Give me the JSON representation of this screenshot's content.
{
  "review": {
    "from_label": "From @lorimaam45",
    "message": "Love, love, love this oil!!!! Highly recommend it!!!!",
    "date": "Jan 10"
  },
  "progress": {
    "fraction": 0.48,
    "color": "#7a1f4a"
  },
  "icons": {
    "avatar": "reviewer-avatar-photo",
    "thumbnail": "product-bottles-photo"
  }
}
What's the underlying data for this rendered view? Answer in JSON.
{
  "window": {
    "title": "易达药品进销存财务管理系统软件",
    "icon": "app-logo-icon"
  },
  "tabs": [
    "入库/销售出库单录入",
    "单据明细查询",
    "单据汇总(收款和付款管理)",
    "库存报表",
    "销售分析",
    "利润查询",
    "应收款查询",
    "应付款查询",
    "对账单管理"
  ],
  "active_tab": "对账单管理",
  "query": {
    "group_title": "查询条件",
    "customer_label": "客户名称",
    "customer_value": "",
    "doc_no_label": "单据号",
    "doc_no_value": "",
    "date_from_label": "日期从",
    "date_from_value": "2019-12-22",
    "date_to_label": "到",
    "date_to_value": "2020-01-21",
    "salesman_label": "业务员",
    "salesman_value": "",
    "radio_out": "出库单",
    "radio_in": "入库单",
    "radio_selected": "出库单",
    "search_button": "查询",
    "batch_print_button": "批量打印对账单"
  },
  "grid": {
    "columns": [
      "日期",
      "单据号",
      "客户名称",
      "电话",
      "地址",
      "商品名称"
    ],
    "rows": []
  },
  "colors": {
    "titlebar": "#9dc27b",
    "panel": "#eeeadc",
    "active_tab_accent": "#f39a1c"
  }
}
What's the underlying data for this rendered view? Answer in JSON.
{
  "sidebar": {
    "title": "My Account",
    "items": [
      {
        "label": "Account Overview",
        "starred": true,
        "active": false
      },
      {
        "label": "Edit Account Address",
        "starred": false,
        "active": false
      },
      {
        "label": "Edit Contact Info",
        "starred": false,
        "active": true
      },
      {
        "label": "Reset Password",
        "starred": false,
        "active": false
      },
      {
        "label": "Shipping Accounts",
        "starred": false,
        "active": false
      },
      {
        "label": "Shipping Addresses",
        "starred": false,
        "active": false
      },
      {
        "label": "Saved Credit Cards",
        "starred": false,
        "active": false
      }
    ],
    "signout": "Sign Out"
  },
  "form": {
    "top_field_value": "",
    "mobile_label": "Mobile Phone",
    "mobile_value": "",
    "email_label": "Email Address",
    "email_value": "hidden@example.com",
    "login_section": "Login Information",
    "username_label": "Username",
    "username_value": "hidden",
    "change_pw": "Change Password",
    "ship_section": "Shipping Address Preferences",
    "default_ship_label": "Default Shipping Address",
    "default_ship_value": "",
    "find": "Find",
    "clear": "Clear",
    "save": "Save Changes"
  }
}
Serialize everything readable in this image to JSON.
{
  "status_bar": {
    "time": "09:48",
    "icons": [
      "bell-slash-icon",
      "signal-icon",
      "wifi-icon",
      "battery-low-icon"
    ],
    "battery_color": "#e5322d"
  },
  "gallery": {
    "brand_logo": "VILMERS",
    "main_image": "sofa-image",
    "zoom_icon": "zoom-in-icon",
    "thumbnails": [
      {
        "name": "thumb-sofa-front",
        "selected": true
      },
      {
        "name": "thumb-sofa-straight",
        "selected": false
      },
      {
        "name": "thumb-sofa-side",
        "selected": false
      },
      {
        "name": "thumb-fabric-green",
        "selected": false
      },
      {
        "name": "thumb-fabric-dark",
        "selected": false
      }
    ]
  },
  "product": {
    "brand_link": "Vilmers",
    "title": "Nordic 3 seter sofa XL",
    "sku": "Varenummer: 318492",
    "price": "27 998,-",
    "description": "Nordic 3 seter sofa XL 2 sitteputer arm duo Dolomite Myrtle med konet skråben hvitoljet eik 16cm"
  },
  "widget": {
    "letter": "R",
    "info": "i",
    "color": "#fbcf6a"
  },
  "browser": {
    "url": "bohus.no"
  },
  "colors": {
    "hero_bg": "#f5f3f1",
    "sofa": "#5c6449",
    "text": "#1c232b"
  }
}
----------
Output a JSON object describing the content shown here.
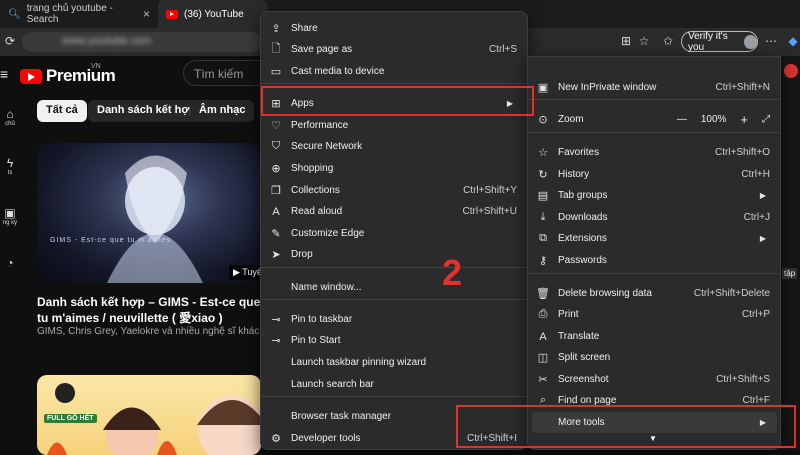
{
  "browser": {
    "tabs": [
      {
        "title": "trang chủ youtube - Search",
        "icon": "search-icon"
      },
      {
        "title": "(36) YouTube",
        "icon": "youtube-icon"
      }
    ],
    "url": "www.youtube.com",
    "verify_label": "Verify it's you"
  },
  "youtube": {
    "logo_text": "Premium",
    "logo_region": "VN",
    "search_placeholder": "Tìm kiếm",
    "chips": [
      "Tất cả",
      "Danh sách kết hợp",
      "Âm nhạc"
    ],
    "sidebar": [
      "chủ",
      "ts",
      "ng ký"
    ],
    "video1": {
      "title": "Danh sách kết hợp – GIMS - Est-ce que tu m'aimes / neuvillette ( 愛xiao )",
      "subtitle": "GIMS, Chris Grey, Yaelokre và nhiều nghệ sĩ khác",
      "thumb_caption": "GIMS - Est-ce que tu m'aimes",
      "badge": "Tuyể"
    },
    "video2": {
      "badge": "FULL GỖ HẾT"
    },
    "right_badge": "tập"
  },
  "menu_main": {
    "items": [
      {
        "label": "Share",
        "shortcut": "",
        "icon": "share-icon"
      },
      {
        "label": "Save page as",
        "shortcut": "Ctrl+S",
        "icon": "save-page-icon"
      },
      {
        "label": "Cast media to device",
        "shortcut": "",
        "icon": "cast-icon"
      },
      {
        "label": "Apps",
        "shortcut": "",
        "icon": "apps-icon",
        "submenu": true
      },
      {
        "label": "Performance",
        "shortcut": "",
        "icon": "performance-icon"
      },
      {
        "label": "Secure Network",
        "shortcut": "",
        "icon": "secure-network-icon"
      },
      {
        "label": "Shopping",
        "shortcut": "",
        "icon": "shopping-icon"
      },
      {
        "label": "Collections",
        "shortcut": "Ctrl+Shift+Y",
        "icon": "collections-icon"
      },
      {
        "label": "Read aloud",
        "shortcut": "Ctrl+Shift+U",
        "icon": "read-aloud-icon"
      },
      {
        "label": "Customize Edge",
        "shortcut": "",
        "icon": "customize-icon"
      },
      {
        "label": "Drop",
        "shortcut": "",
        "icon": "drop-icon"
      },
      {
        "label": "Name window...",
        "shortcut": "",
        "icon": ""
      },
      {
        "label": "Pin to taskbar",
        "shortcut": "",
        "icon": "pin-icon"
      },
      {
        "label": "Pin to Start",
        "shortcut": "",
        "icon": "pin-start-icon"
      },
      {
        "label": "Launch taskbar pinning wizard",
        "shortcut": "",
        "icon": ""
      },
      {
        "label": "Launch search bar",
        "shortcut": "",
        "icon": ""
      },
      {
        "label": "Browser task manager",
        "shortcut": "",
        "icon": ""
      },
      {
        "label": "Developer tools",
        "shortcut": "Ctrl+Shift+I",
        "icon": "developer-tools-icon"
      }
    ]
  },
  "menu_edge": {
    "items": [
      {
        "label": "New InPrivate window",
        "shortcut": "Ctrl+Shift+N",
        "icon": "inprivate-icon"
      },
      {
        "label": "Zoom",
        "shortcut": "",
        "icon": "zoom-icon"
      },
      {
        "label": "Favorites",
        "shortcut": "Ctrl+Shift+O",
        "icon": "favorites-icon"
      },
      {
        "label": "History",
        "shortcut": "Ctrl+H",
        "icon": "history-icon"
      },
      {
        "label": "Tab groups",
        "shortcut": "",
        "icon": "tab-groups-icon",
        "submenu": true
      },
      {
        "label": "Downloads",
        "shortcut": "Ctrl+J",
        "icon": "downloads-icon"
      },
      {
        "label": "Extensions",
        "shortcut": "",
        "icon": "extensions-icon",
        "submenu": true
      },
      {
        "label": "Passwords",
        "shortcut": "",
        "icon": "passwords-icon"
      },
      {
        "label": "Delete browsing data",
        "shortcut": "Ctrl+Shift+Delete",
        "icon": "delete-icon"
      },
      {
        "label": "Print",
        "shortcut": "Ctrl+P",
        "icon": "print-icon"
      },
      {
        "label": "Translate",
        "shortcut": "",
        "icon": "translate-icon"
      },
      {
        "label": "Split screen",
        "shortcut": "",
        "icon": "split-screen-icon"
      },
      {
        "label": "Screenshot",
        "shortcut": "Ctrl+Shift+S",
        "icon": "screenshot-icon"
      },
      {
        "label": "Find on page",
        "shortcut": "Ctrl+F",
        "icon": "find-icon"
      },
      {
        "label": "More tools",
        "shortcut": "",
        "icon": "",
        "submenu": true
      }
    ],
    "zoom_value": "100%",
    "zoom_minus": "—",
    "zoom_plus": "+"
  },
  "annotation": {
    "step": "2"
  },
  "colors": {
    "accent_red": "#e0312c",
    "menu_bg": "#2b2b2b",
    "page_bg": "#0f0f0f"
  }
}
----------
● **What the exercise asks**:
Return each line with "Nordic".

● **Written solution**:
    "title": "Nordic 3 seter sofa XL",
    "description": "Nordic 3 seter sofa XL 2 sitteputer arm duo Dolomite Myrtle med konet skråben hvitoljet eik 16cm"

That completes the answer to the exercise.